BEGIN Information shown

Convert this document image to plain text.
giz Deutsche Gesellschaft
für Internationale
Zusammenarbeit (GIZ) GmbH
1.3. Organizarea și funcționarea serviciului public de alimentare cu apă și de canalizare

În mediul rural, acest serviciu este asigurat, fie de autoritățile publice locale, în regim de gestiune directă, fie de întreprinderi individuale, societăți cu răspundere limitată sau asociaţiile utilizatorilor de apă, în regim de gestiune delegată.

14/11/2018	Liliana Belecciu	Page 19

END Information shown

#### Exercise requirements:
Repeat the records exactly, including every line.

#### Correct output:
Convert this document image to plain text.
giz Deutsche Gesellschaft
für Internationale
Zusammenarbeit (GIZ) GmbH
1.3. Organizarea și funcționarea serviciului public de alimentare cu apă și de canalizare

În mediul rural, acest serviciu este asigurat, fie de autoritățile publice locale, în regim de gestiune directă, fie de întreprinderi individuale, societăți cu răspundere limitată sau asociaţiile utilizatorilor de apă, în regim de gestiune delegată.

14/11/2018	Liliana Belecciu	Page 19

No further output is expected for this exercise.